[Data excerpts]
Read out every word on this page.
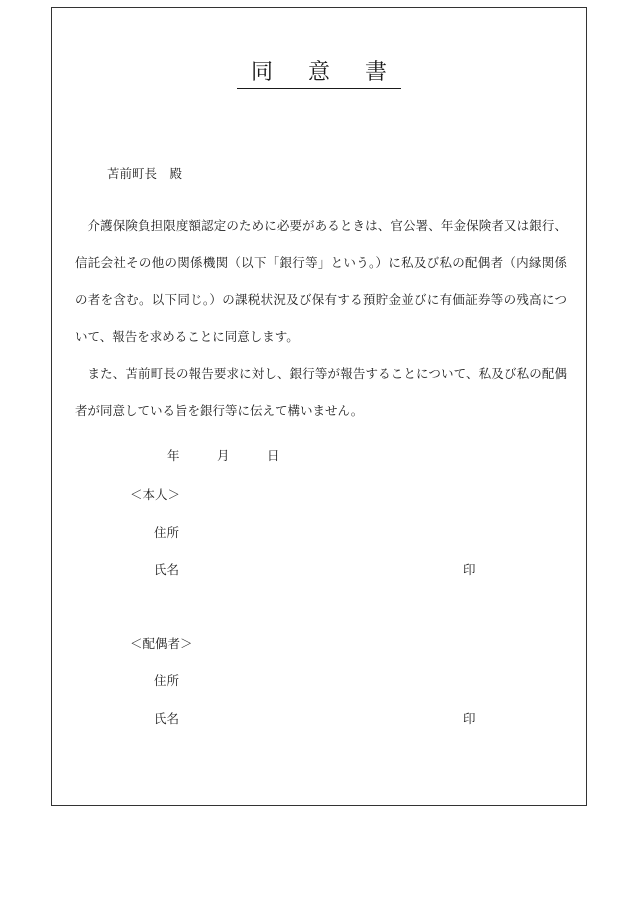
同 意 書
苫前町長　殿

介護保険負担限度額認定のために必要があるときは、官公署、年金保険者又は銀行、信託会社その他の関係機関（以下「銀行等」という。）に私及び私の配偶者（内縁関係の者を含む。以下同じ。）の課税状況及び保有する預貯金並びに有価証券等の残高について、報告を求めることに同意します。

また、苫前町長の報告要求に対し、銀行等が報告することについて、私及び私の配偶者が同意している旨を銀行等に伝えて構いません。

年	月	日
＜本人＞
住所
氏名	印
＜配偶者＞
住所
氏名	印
--
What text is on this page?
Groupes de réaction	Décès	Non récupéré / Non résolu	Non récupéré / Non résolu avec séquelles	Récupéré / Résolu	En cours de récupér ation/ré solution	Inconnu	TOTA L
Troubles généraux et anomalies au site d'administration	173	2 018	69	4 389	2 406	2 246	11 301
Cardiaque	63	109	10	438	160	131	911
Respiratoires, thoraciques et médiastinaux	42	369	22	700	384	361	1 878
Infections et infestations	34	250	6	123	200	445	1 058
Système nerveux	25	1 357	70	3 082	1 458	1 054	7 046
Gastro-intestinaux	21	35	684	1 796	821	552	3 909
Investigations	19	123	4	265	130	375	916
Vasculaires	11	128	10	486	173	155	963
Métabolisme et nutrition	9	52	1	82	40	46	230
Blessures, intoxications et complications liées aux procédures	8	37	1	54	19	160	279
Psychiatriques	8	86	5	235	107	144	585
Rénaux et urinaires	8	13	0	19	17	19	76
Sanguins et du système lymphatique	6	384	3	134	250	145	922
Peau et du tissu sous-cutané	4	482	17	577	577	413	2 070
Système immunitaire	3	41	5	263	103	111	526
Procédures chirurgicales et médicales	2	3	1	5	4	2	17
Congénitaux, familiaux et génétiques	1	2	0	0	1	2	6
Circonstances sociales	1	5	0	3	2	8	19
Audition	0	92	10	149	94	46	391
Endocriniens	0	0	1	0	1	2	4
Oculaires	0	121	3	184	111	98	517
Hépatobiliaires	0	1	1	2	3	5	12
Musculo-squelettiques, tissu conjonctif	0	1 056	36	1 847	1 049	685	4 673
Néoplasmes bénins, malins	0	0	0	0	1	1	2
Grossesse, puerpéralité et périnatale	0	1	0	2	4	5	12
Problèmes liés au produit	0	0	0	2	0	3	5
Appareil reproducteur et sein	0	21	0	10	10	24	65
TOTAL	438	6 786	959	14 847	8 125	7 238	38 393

▸ **Task**: Tally the lines containing "page". Provide the number without any other words.

▸ **Task response**: 2